▶ [Dataset items]
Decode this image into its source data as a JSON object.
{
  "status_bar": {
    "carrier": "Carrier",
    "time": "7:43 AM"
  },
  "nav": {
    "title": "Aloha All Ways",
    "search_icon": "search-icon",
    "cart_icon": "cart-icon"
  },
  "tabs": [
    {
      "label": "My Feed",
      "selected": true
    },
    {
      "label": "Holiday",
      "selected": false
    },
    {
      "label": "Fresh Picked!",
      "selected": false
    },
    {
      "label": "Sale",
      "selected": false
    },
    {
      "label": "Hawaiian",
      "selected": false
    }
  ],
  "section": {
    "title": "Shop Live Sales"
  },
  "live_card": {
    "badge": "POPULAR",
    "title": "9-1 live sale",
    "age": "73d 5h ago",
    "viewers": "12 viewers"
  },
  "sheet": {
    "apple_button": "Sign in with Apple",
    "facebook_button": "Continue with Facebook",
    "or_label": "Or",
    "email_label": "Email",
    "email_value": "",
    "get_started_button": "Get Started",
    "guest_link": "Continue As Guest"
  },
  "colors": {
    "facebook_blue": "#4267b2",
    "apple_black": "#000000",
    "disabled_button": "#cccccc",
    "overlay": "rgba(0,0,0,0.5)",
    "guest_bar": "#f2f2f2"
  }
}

▶ [Exercise directions]
Gather all lines from the listing above in which "title" occurs.

▶ [Completed task]
    "title": "Aloha All Ways",
    "title": "Shop Live Sales"
    "title": "9-1 live sale",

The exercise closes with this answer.